• _ACTIONS TO TAKE_
- A) Reproduce the passage of the appellate case record from "United States Court" to "or collateral estoppel.", replacing "Decided" with "Filed".
- B) Summarize the appellate case record in two sentences.
- C) According to the appellate case record, on what date was the case decided?

• _DOCUMENT EXTRACT_
991 F2d 804 United States v. Lopez
991 F.2d 804
UNITED STATES of America, Plaintiff-Appellee,
Blanca Lucero Largo LOPEZ, Defendant-Appellant.
UNITED STATES of America, Plaintiff-Appellee,
Fabio Andres MORANTE-ANDRADE, aka: Pedro Cuartas,
Nos. 92-50227, 92-50229.
United States Court of Appeals, Ninth Circuit.
Submitted April 8, 1993.*
Decided April 15, 1993.
NOTICE: Ninth Circuit Rule 36-3 provides that dispositions other than opinions or orders designated for publication are not precedential and should not be cited except when relevant under the doctrines of law of the case, res judicata, or collateral estoppel.
Before WALLACE, Chief Judge, and O'SCANNLAIN and FERNANDEZ, Circuit Judges.
Lopez and Morante-Andrade (Morante) appeal from their convictions, after a jury trial, for possession with intent to distribute cocaine in violation of 21 U.S.C. § 841(a)(1). They also appeal the sentences they received under the United States Sentencing Guidelines (Guidelines). Lopez alone appeals his conviction for conspiracy to distribute cocaine in violation of 21 U.S.C. § 846. The district court had jurisdiction pursuant to 18 U.S.C. § 3231. We have jurisdiction over this timely appeal pursuant to 28 U.S.C. § 1291. We affirm.

• _Bounding box annotations_
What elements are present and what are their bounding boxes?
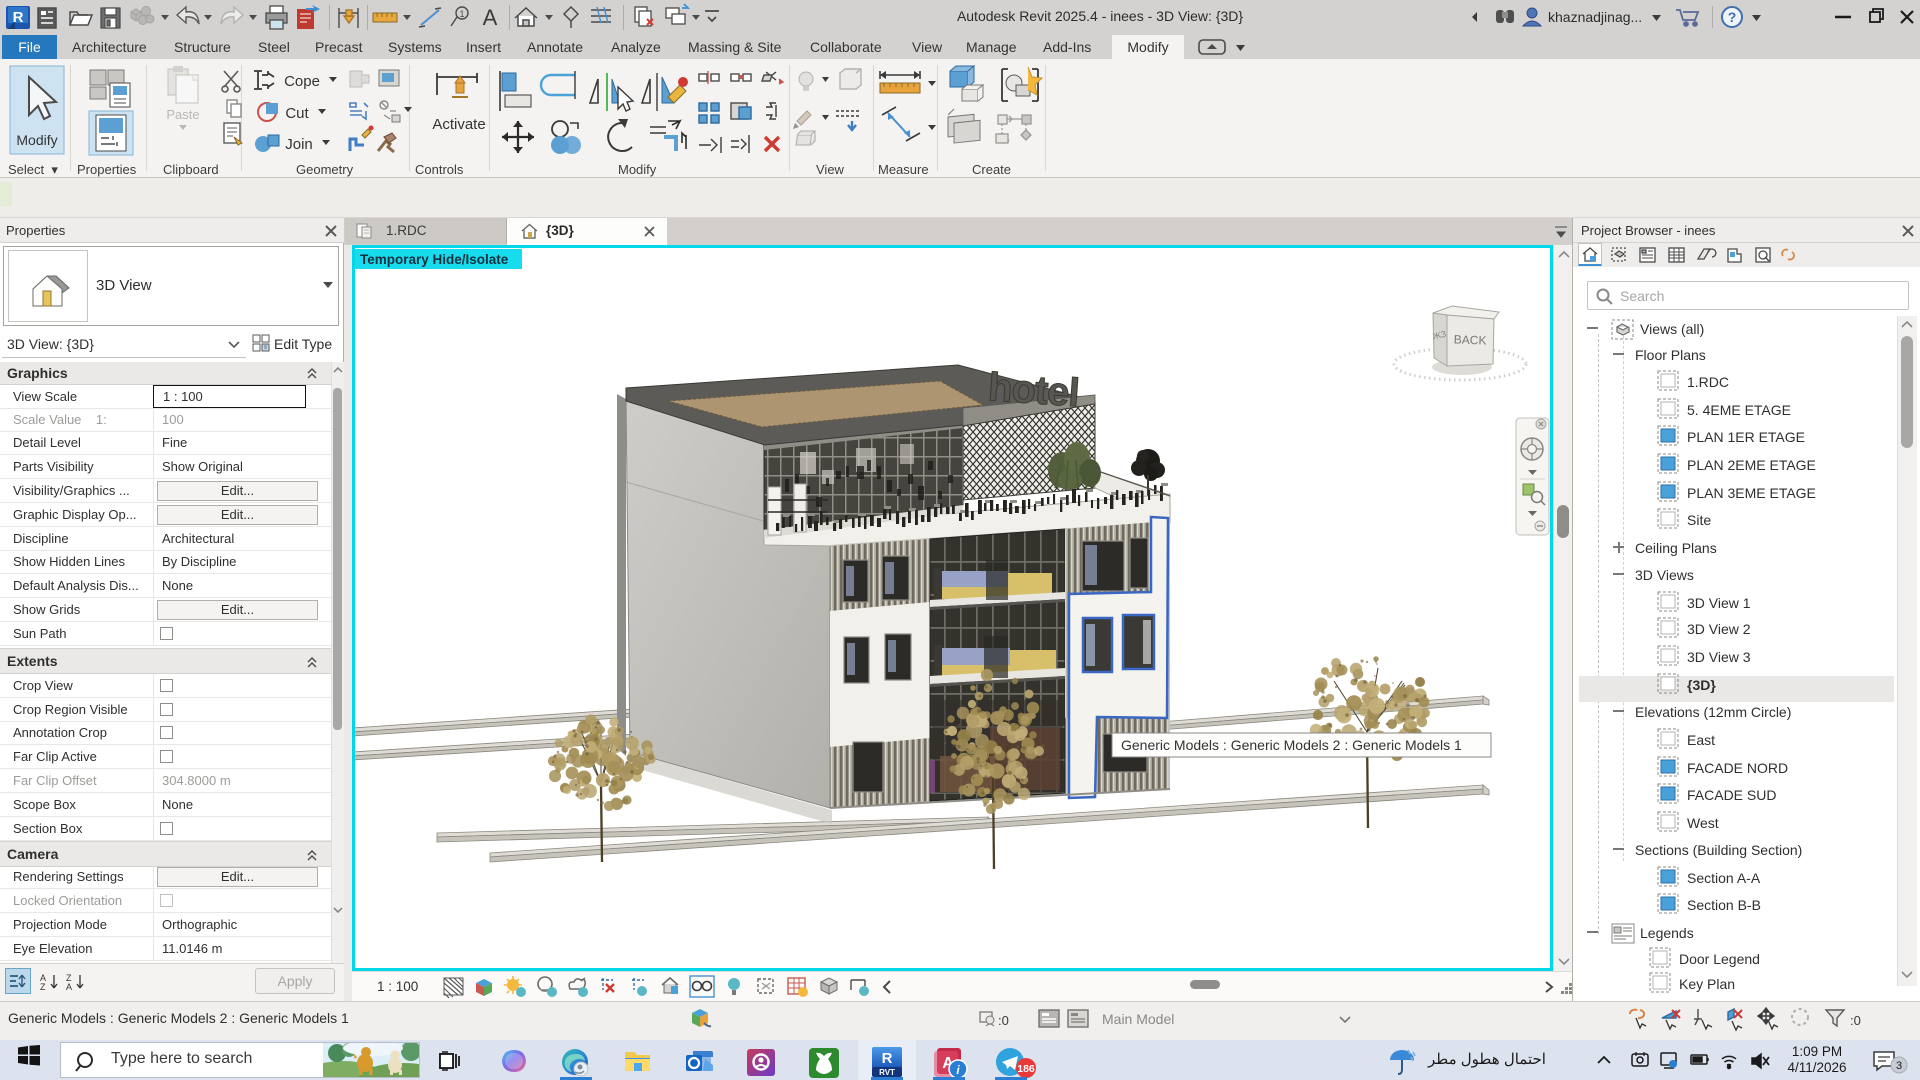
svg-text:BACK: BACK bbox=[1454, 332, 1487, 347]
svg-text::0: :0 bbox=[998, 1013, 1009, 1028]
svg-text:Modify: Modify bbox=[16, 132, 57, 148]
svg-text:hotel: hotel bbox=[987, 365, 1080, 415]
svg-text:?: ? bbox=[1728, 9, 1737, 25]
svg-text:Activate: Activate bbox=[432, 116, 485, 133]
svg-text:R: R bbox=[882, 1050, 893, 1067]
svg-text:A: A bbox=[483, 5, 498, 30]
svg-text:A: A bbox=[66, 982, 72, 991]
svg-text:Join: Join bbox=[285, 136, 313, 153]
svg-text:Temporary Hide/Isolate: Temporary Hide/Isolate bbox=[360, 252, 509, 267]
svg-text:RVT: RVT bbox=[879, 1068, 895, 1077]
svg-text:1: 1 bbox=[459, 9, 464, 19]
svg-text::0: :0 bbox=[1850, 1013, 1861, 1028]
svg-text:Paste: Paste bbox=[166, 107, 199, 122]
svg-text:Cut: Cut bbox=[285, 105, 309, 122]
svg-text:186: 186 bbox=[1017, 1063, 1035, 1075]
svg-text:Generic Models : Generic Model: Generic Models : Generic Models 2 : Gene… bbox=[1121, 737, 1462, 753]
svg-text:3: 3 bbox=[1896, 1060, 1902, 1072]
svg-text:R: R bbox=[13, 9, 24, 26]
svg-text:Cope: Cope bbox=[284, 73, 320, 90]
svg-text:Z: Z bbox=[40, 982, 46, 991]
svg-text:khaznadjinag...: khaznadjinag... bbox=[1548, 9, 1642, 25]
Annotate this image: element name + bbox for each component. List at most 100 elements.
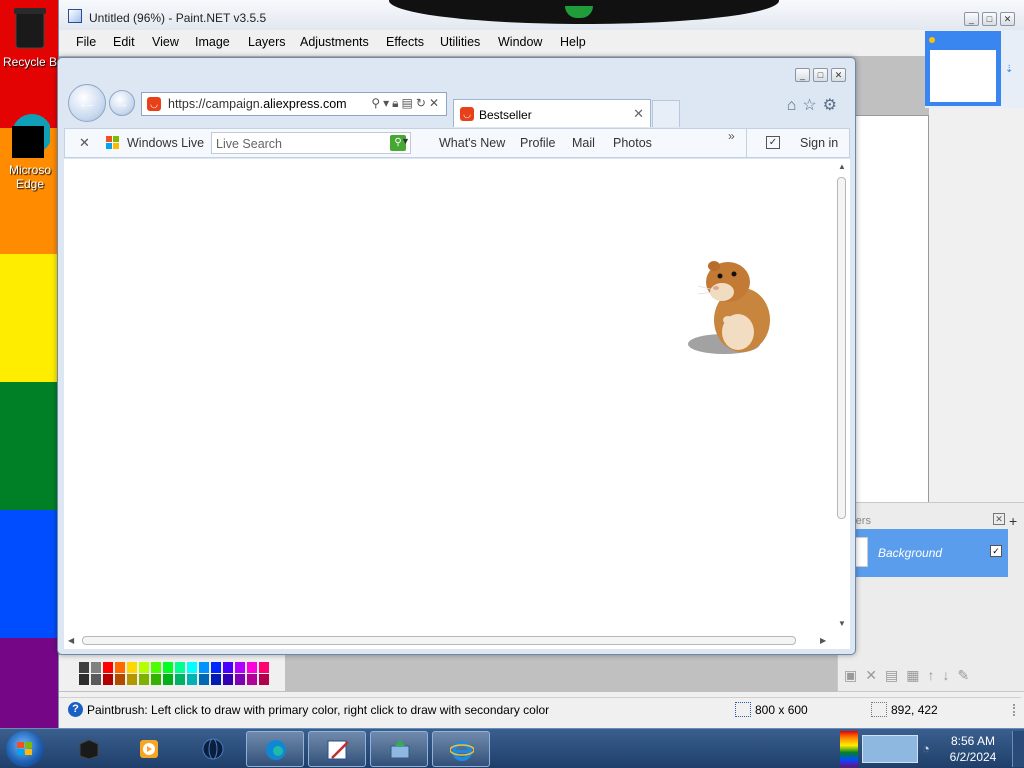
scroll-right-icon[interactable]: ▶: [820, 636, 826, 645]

• _EXERCISE RESPONSES_
- A)
United States Court of Appeals, Ninth Circuit.
Submitted April 8, 1993.*
Filed April 15, 1993.
NOTICE: Ninth Circuit Rule 36-3 provides that dispositions other than opinions or orders designated for publication are not precedential and should not be cited except when relevant under the doctrines of law of the case, res judicata, or collateral estoppel.

- B) Lopez and Morante-Andrade appeal their jury-trial convictions for possession with intent to distribute cocaine, as well as their sentences under the United States Sentencing Guidelines, and Lopez alone also appeals a conviction for conspiracy to distribute cocaine. The Ninth Circuit finds that it has jurisdiction over the timely appeal and affirms.

- C) April 15, 1993.